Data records
═══

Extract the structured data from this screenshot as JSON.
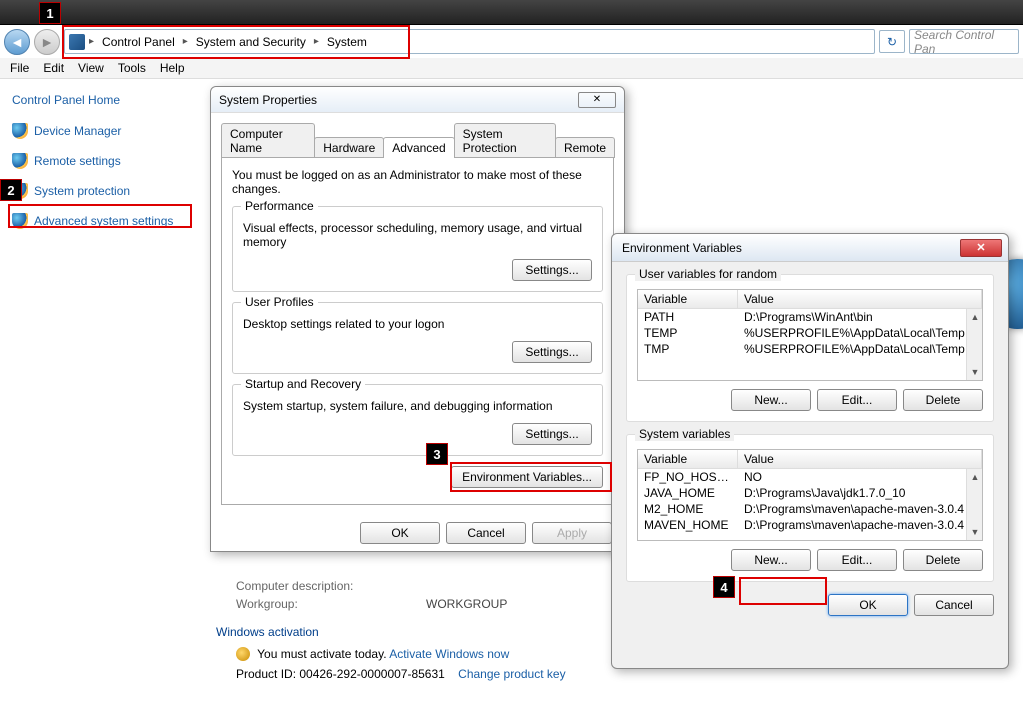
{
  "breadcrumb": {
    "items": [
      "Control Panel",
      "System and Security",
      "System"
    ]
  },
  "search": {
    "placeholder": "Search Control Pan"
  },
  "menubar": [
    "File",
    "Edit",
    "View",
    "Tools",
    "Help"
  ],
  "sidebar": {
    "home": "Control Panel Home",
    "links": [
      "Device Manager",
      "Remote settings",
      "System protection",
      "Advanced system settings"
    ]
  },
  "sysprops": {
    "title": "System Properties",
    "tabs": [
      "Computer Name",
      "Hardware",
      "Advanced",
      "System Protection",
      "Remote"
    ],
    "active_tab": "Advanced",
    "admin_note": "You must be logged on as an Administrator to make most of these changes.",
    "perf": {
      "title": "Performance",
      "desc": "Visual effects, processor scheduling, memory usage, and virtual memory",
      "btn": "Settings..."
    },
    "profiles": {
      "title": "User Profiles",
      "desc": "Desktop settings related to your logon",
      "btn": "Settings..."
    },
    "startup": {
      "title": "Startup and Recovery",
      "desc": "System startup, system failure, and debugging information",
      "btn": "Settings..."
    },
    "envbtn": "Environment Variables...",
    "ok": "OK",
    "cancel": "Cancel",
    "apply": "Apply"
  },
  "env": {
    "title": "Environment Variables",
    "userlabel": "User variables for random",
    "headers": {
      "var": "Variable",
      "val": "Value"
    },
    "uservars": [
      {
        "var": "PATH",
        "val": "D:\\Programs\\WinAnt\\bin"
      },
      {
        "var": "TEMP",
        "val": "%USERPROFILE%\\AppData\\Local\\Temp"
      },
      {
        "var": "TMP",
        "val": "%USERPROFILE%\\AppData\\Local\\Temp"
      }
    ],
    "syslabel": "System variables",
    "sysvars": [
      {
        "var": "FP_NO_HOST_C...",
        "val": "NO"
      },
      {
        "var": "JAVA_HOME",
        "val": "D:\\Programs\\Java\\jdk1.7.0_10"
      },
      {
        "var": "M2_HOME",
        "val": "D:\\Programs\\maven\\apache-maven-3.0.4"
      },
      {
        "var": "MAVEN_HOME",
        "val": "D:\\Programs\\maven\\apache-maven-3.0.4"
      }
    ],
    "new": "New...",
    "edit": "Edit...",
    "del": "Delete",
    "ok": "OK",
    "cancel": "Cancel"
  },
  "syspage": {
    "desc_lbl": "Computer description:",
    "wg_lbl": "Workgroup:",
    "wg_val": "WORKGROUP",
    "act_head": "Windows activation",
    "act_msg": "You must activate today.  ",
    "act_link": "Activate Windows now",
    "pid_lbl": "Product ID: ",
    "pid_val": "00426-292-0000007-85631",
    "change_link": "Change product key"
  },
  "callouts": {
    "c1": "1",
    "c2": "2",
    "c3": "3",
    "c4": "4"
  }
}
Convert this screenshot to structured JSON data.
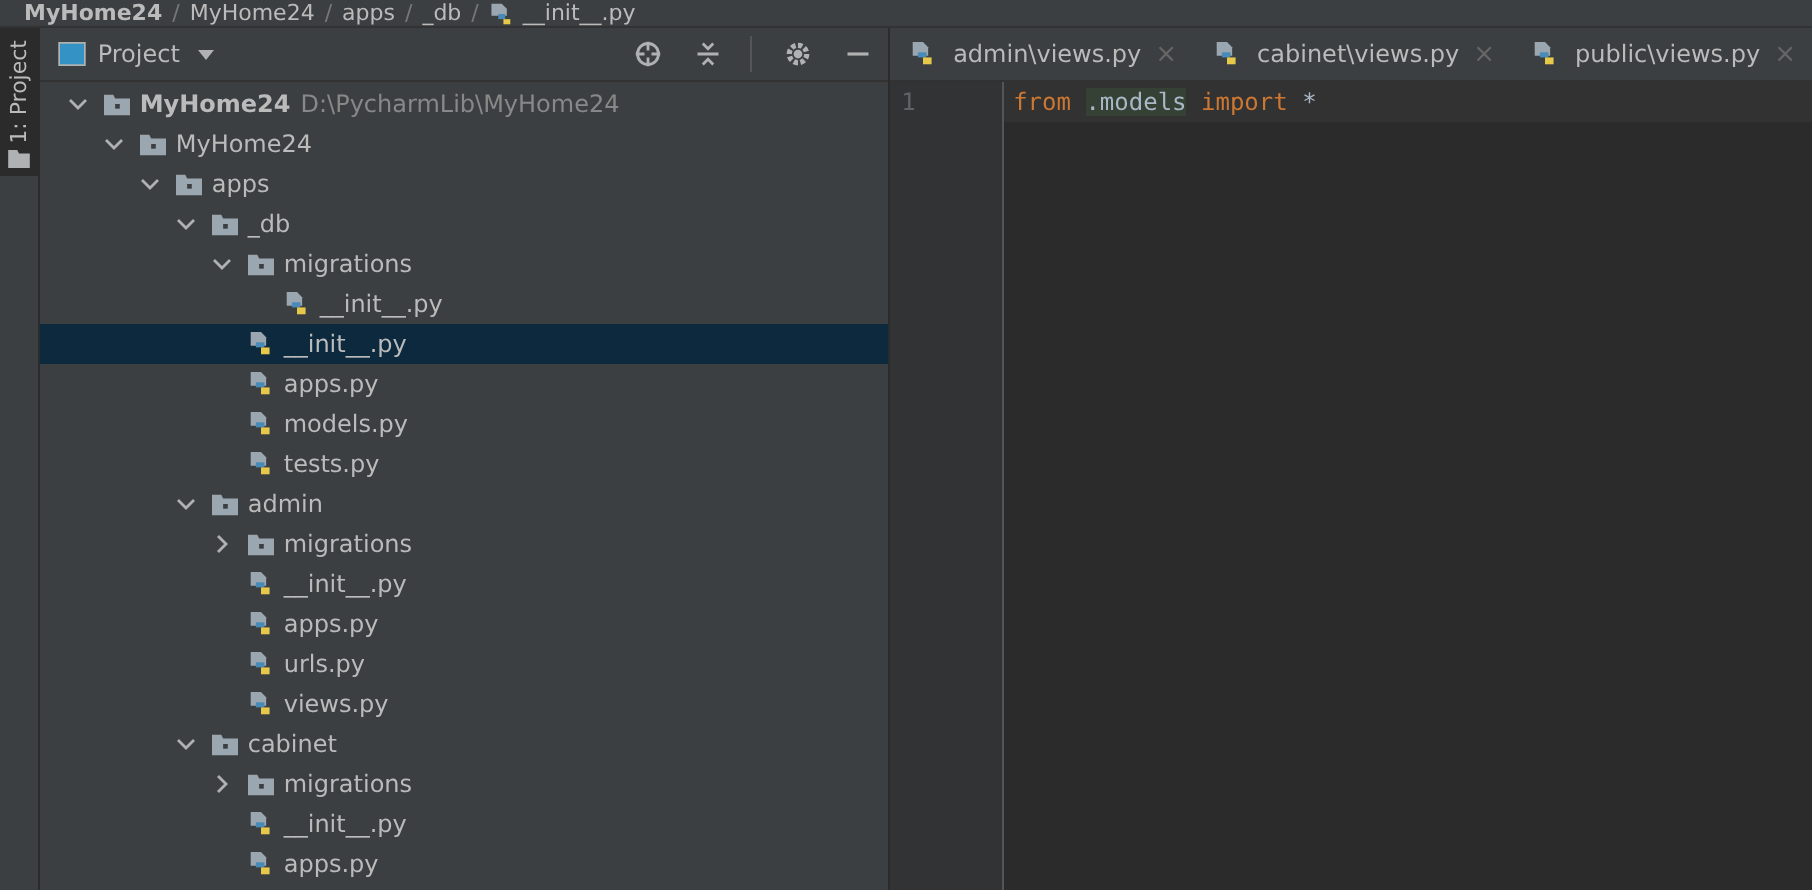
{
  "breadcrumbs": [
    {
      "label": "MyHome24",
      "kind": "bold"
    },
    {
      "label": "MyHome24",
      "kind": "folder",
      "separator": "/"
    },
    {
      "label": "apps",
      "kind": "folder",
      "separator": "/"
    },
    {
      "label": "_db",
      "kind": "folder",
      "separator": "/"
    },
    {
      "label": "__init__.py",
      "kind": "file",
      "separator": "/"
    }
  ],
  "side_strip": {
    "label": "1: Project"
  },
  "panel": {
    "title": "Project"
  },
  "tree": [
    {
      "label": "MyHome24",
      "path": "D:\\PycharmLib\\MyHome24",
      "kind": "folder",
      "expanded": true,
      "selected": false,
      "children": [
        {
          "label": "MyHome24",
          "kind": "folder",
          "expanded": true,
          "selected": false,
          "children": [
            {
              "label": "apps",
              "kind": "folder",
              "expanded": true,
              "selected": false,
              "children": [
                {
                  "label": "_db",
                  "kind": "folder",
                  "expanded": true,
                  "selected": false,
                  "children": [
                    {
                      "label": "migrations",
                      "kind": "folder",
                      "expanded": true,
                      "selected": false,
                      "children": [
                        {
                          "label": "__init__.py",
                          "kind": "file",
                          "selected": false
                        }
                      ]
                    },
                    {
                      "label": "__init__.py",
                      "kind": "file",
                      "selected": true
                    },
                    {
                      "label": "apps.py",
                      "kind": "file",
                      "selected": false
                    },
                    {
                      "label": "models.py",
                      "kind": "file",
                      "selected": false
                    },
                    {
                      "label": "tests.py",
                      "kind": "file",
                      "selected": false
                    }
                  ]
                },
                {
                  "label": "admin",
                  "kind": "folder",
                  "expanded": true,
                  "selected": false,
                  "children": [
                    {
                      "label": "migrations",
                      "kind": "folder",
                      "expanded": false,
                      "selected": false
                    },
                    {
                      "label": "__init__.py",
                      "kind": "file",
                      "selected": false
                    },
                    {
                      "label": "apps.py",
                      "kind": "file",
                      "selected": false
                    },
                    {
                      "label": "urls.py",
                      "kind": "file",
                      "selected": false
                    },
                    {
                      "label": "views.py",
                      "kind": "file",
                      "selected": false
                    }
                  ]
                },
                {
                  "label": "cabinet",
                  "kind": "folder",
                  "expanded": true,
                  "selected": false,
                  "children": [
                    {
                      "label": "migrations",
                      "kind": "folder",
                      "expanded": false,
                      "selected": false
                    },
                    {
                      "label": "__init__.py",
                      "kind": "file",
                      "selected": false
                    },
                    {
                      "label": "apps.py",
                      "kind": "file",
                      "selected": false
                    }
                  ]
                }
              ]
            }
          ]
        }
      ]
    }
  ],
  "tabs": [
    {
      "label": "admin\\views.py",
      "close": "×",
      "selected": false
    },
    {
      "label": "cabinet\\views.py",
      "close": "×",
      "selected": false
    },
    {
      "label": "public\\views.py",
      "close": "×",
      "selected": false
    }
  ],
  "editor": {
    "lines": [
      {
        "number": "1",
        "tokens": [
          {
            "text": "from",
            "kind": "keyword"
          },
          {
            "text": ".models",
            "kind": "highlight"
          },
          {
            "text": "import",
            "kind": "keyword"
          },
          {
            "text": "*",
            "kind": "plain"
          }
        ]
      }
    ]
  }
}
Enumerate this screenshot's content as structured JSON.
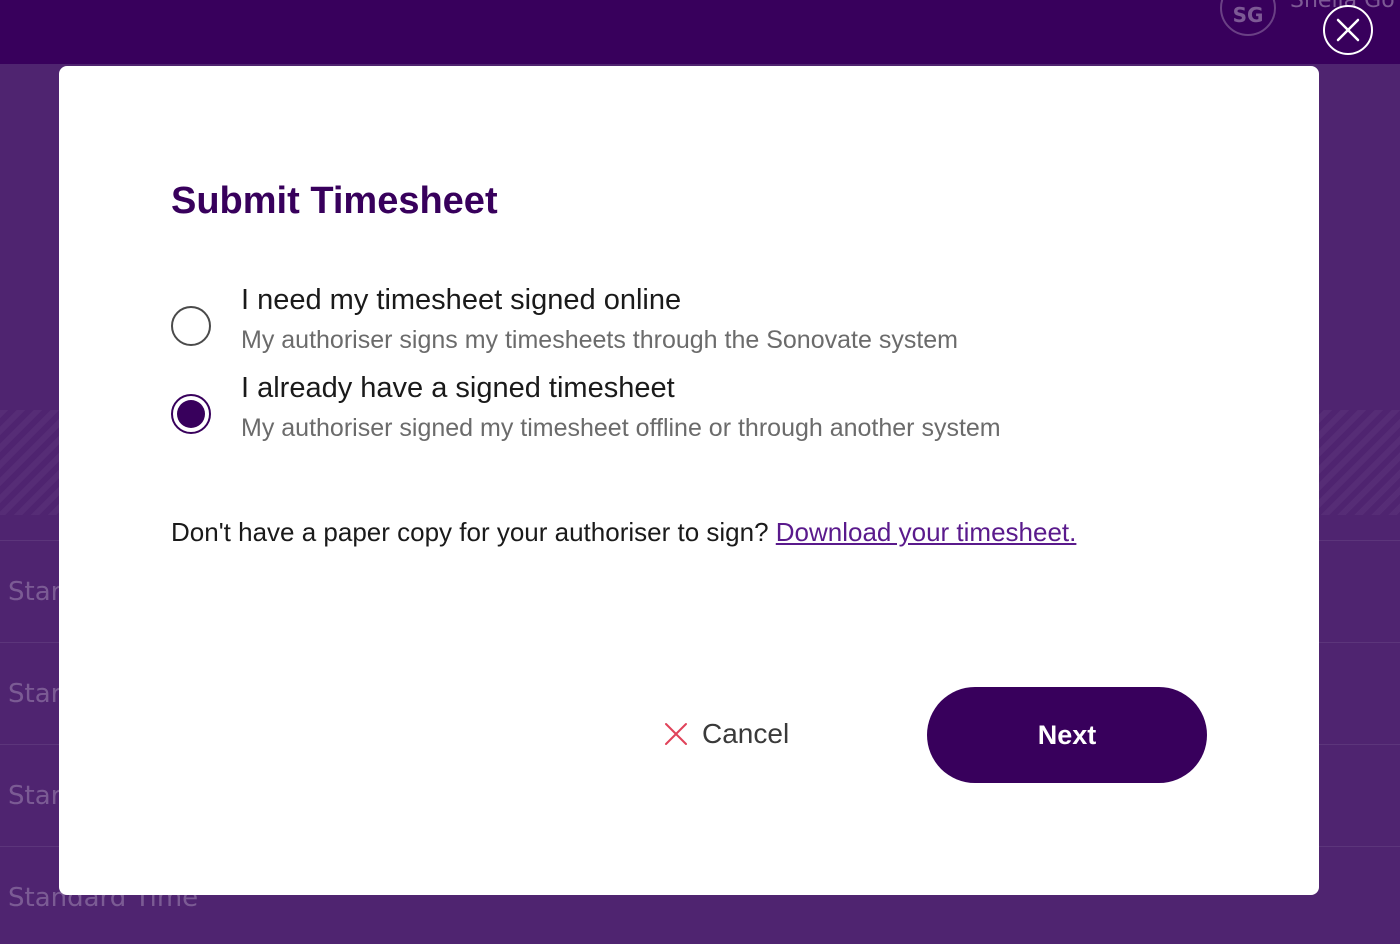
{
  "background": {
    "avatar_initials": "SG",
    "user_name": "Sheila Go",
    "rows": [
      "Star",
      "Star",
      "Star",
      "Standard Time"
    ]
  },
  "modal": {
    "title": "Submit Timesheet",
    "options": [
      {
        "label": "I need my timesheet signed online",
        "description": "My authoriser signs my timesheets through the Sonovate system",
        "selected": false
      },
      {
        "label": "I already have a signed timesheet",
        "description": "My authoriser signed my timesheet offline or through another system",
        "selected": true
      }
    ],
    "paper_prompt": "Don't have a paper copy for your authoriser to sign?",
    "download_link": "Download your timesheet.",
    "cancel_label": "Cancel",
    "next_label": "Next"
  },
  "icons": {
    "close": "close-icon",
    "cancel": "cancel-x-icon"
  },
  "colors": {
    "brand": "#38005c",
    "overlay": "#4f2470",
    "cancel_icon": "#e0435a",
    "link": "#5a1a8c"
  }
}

═══

> [What you should do] Of the lines in this listing, report how many contain the string "Advanced", and give the number only.

> [Solution] 3